## Work to be completed
Copy every line of the listing below without changing anything.

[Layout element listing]
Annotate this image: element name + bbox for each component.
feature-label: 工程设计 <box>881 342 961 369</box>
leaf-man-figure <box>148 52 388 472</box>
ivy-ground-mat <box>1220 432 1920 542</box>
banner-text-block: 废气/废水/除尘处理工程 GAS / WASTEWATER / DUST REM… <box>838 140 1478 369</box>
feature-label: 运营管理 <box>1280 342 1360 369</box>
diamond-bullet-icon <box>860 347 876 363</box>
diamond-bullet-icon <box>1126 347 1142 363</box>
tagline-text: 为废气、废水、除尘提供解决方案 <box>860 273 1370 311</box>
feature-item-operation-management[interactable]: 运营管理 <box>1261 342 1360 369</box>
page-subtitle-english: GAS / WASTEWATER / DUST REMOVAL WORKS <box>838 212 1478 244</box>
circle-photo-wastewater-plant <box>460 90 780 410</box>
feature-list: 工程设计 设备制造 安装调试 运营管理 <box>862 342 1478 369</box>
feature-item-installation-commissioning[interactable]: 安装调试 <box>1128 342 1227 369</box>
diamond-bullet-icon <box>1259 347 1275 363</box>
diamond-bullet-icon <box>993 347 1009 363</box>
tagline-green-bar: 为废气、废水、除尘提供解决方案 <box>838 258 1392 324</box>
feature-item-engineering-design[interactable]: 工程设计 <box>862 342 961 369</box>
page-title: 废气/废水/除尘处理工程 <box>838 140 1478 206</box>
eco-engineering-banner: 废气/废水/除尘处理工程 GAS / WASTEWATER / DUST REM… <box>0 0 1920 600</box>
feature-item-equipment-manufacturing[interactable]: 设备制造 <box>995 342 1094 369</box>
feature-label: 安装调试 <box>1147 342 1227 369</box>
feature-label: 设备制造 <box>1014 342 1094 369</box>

## Problem solution
Annotate this image: element name + bbox for each component.
feature-label: 工程设计 <box>881 342 961 369</box>
leaf-man-figure <box>148 52 388 472</box>
ivy-ground-mat <box>1220 432 1920 542</box>
banner-text-block: 废气/废水/除尘处理工程 GAS / WASTEWATER / DUST REM… <box>838 140 1478 369</box>
feature-label: 运营管理 <box>1280 342 1360 369</box>
diamond-bullet-icon <box>860 347 876 363</box>
diamond-bullet-icon <box>1126 347 1142 363</box>
tagline-text: 为废气、废水、除尘提供解决方案 <box>860 273 1370 311</box>
feature-item-operation-management[interactable]: 运营管理 <box>1261 342 1360 369</box>
page-subtitle-english: GAS / WASTEWATER / DUST REMOVAL WORKS <box>838 212 1478 244</box>
circle-photo-wastewater-plant <box>460 90 780 410</box>
feature-list: 工程设计 设备制造 安装调试 运营管理 <box>862 342 1478 369</box>
feature-item-installation-commissioning[interactable]: 安装调试 <box>1128 342 1227 369</box>
diamond-bullet-icon <box>1259 347 1275 363</box>
diamond-bullet-icon <box>993 347 1009 363</box>
tagline-green-bar: 为废气、废水、除尘提供解决方案 <box>838 258 1392 324</box>
feature-item-engineering-design[interactable]: 工程设计 <box>862 342 961 369</box>
page-title: 废气/废水/除尘处理工程 <box>838 140 1478 206</box>
eco-engineering-banner: 废气/废水/除尘处理工程 GAS / WASTEWATER / DUST REM… <box>0 0 1920 600</box>
feature-item-equipment-manufacturing[interactable]: 设备制造 <box>995 342 1094 369</box>
feature-label: 安装调试 <box>1147 342 1227 369</box>
feature-label: 设备制造 <box>1014 342 1094 369</box>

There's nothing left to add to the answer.